STATED GOAL 1: List the usernames of everyone who posts in the forum thread on Android File Transfer and AOKP.

─── TEXT PASSAGE

# Android File Transfer and AOKP with internal SD card



## Ritchell (Aug 7, 2011)

I'm on a Mac and I'm trying to use Android File Transfer to see the files on my internal SD on AOKP b4. I don't have an external SD.

I've tried turning USB debugging on/off in combination with MTP or PTP mode. Nothing is registering with Android File Transfer. Does anyone have advice about how I can easily browse the files on my internal SD and move them with my Mac? I'm not ready to buy an external SD; I have enough space internally.


----------



## Spaniard85 (Jun 25, 2011)

I've had issues with that in the past. I ended up just using Wifi File Explorer PRO, which I had bought when I had the OG Droid for shits and grins. It works great and transfers pretty quickly. I did my entire music library and more than a handful of movies with it.


----------



## jbzcar (Feb 3, 2012)

Ritchell said:


> I'm on a Mac and I'm trying to use Android File Transfer to see the files on my internal SD on AOKP b4. I don't have an external SD.
> 
> I've tried turning USB debugging on/off in combination with MTP or PTP mode. Nothing is registering with Android File Transfer. Does anyone have advice about how I can easily browse the files on my internal SD and move them with my Mac? I'm not ready to buy an external SD; I have enough space internally.


AFT doesn't work with our phones on AOSP-based ROMS (CM10, AOKP).


----------

──────

STATED GOAL 2: Reproduce without changes the lines of the entries from the one containing "table-cell: X [596, 91, 739, 123]" down to the one containing "table-cell: 1 [596, 308, 739, 340]", including both.

─── PROVIDED RECORDS

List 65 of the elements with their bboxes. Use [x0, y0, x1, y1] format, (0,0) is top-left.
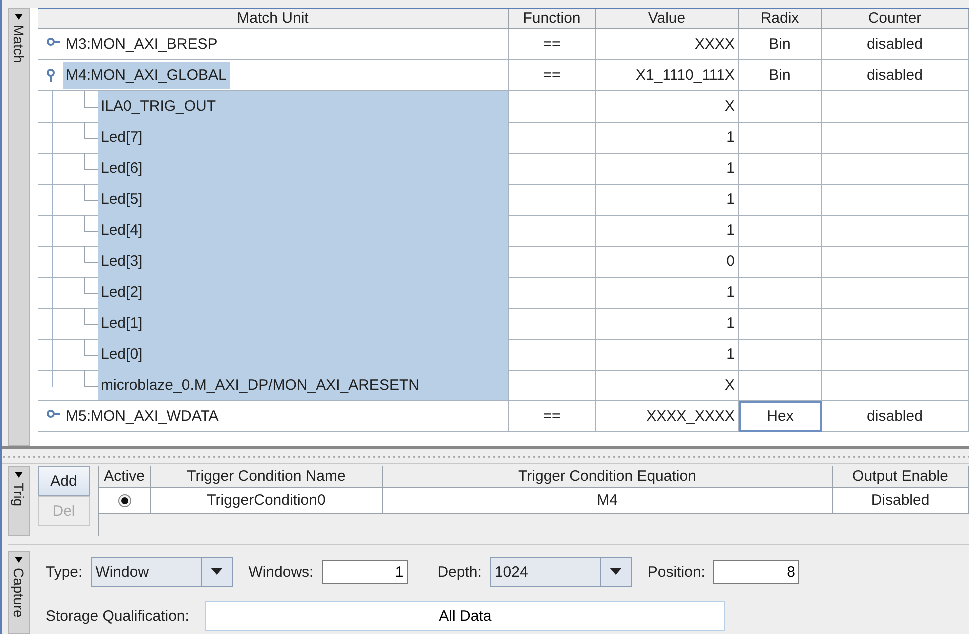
table-cell: X [596, 91, 739, 123]
table-cell: 0 [596, 246, 739, 278]
table-cell: 1 [596, 153, 739, 185]
caret-icon[interactable] [210, 568, 223, 576]
table-cell: 1 [596, 184, 739, 216]
table-cell: == [509, 60, 596, 91]
tree-node[interactable]: M3:MON_AXI_BRESP [63, 30, 221, 58]
table-cell: Bin [739, 29, 822, 60]
panel-title: Trig [11, 483, 27, 507]
tree-node[interactable]: Led[0] [98, 339, 508, 370]
tree-node[interactable]: microblaze_0.M_AXI_DP/MON_AXI_ARESETN [98, 370, 508, 400]
table-cell: 1 [596, 339, 739, 371]
table-cell: Disabled [833, 488, 969, 514]
table-cell: disabled [822, 29, 969, 60]
table-cell: Hex [739, 401, 822, 432]
field-label: Storage Qualification: [46, 608, 190, 624]
dropdown[interactable]: 1024 [490, 557, 632, 587]
panel-title: Match [11, 25, 27, 64]
table-cell: 1 [596, 215, 739, 247]
table-cell: X1_1110_111X [596, 60, 739, 91]
table-cell: 1 [596, 277, 739, 309]
tree-node[interactable]: Led[7] [98, 122, 508, 153]
table-cell: Bin [739, 60, 822, 91]
dropdown-value: Window [94, 562, 150, 582]
table-cell: == [509, 29, 596, 60]
column-header[interactable]: Function [509, 9, 596, 29]
table-cell: TriggerCondition0 [151, 488, 383, 514]
table-cell: disabled [822, 60, 969, 91]
table-cell: XXXX [596, 29, 739, 60]
input-field[interactable]: 1 [322, 560, 408, 584]
tree-node[interactable]: Led[2] [98, 277, 508, 308]
table-cell: 1 [596, 308, 739, 340]
add-button[interactable]: Add [38, 466, 90, 496]
tree-node[interactable]: Led[1] [98, 308, 508, 339]
dropdown-value: 1024 [494, 562, 530, 582]
column-header[interactable]: Counter [822, 9, 969, 29]
column-header[interactable]: Value [596, 9, 739, 29]
column-header[interactable]: Radix [739, 9, 822, 29]
tree-node[interactable]: Led[3] [98, 246, 508, 277]
table-cell: XXXX_XXXX [596, 401, 739, 432]
tree-node[interactable]: Led[5] [98, 184, 508, 215]
table-cell: X [596, 370, 739, 401]
dropdown[interactable]: Window [90, 557, 233, 587]
input-field[interactable]: All Data [205, 601, 726, 631]
column-header[interactable]: Match Unit [38, 9, 509, 29]
panel-tab[interactable]: Capture [8, 551, 30, 634]
field-label: Depth: [438, 564, 482, 580]
input-field[interactable]: 8 [713, 560, 800, 584]
tree-node[interactable]: M5:MON_AXI_WDATA [63, 402, 222, 430]
tree-node[interactable]: Led[4] [98, 215, 508, 246]
radio-button[interactable] [118, 494, 132, 508]
table-cell: 1 [596, 122, 739, 154]
field-label: Position: [648, 564, 706, 580]
panel-title: Capture [11, 568, 27, 618]
tree-node[interactable]: M4:MON_AXI_GLOBAL [63, 62, 230, 88]
panel-tab[interactable]: Match [8, 8, 30, 446]
table-cell: M4 [383, 488, 833, 514]
table-cell: disabled [822, 401, 969, 432]
table-cell: == [509, 401, 596, 432]
field-label: Windows: [248, 564, 314, 580]
caret-icon[interactable] [610, 568, 622, 576]
tree-node[interactable]: Led[6] [98, 153, 508, 184]
tree-node[interactable]: ILA0_TRIG_OUT [98, 91, 508, 122]
field-label: Type: [46, 564, 83, 580]
panel-tab[interactable]: Trig [8, 466, 30, 536]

──────

CORRECT OUTPUT 1:
Ritchell
Spaniard85
jbzcar

CORRECT OUTPUT 2:
table-cell: X [596, 91, 739, 123]
table-cell: 0 [596, 246, 739, 278]
table-cell: 1 [596, 153, 739, 185]
caret-icon[interactable] [210, 568, 223, 576]
table-cell: 1 [596, 184, 739, 216]
table-cell: == [509, 60, 596, 91]
tree-node[interactable]: M3:MON_AXI_BRESP [63, 30, 221, 58]
table-cell: Bin [739, 29, 822, 60]
panel-title: Trig [11, 483, 27, 507]
tree-node[interactable]: Led[0] [98, 339, 508, 370]
tree-node[interactable]: microblaze_0.M_AXI_DP/MON_AXI_ARESETN [98, 370, 508, 400]
table-cell: 1 [596, 339, 739, 371]
table-cell: Disabled [833, 488, 969, 514]
table-cell: disabled [822, 29, 969, 60]
table-cell: Hex [739, 401, 822, 432]
field-label: Storage Qualification: [46, 608, 190, 624]
dropdown[interactable]: 1024 [490, 557, 632, 587]
panel-title: Match [11, 25, 27, 64]
table-cell: 1 [596, 215, 739, 247]
table-cell: X1_1110_111X [596, 60, 739, 91]
table-cell: 1 [596, 277, 739, 309]
tree-node[interactable]: Led[7] [98, 122, 508, 153]
table-cell: Bin [739, 60, 822, 91]
dropdown-value: Window [94, 562, 150, 582]
table-cell: == [509, 29, 596, 60]
column-header[interactable]: Function [509, 9, 596, 29]
table-cell: TriggerCondition0 [151, 488, 383, 514]
table-cell: disabled [822, 60, 969, 91]
table-cell: XXXX [596, 29, 739, 60]
input-field[interactable]: 1 [322, 560, 408, 584]
tree-node[interactable]: Led[2] [98, 277, 508, 308]
table-cell: 1 [596, 308, 739, 340]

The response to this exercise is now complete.